— start RECORDS —

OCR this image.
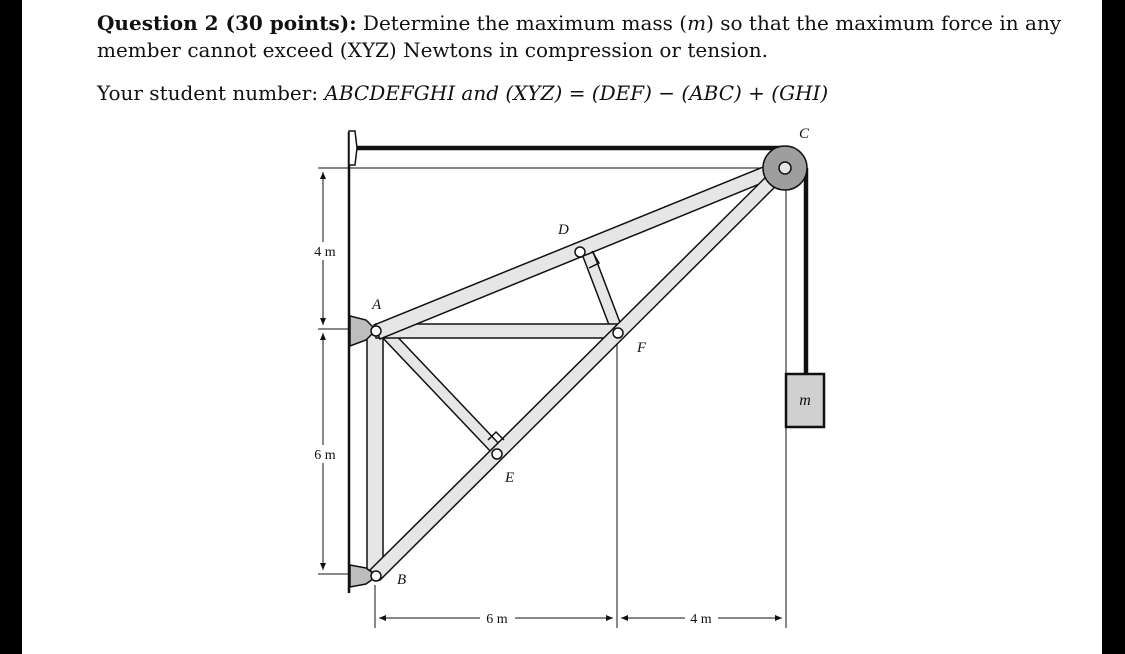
Question 2 (30 points): Determine the maximum mass (m) so that the maximum force in any
member cannot exceed (XYZ) Newtons in compression or tension.
Your student number: ABCDEFGHI and (XYZ) = (DEF) − (ABC) + (GHI)
m
A
B
C
D
E
F
4 m
6 m
6 m	4 m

— end RECORDS —

WHAT IS NEEDED:
Quote the entries above word for word. Leave the images out.

OUTPUT FOR THIS EXERCISE:
OCR this image.
Question 2 (30 points): Determine the maximum mass (m) so that the maximum force in any
member cannot exceed (XYZ) Newtons in compression or tension.
Your student number: ABCDEFGHI and (XYZ) = (DEF) − (ABC) + (GHI)
m
A
B
C
D
E
F
4 m
6 m
6 m	4 m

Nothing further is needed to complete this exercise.